■ **Prompt**:
From the listing that follows, extract every line and set it down unaltered.

■ **Listed records**:
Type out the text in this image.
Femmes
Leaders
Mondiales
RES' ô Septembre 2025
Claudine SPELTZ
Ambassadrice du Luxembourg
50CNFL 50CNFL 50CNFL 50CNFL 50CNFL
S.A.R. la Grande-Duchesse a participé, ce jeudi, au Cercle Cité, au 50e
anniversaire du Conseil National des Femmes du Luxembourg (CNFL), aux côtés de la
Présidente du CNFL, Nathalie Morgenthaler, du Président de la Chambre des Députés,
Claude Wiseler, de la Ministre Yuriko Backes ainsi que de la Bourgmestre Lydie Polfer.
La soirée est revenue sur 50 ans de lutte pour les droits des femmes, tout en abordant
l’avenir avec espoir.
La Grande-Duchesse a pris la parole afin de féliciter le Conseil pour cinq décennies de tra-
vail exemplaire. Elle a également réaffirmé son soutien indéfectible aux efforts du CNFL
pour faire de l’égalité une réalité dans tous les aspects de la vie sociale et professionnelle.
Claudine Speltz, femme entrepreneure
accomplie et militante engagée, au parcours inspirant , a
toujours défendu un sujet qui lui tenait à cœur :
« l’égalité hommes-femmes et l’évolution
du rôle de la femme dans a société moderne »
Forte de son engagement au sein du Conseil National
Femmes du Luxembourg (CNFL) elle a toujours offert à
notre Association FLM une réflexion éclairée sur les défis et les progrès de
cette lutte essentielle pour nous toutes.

■ **Reply to the task**:
Type out the text in this image.
Femmes
Leaders
Mondiales
RES' ô Septembre 2025
Claudine SPELTZ
Ambassadrice du Luxembourg
50CNFL 50CNFL 50CNFL 50CNFL 50CNFL
S.A.R. la Grande-Duchesse a participé, ce jeudi, au Cercle Cité, au 50e
anniversaire du Conseil National des Femmes du Luxembourg (CNFL), aux côtés de la
Présidente du CNFL, Nathalie Morgenthaler, du Président de la Chambre des Députés,
Claude Wiseler, de la Ministre Yuriko Backes ainsi que de la Bourgmestre Lydie Polfer.
La soirée est revenue sur 50 ans de lutte pour les droits des femmes, tout en abordant
l’avenir avec espoir.
La Grande-Duchesse a pris la parole afin de féliciter le Conseil pour cinq décennies de tra-
vail exemplaire. Elle a également réaffirmé son soutien indéfectible aux efforts du CNFL
pour faire de l’égalité une réalité dans tous les aspects de la vie sociale et professionnelle.
Claudine Speltz, femme entrepreneure
accomplie et militante engagée, au parcours inspirant , a
toujours défendu un sujet qui lui tenait à cœur :
« l’égalité hommes-femmes et l’évolution
du rôle de la femme dans a société moderne »
Forte de son engagement au sein du Conseil National
Femmes du Luxembourg (CNFL) elle a toujours offert à
notre Association FLM une réflexion éclairée sur les défis et les progrès de
cette lutte essentielle pour nous toutes.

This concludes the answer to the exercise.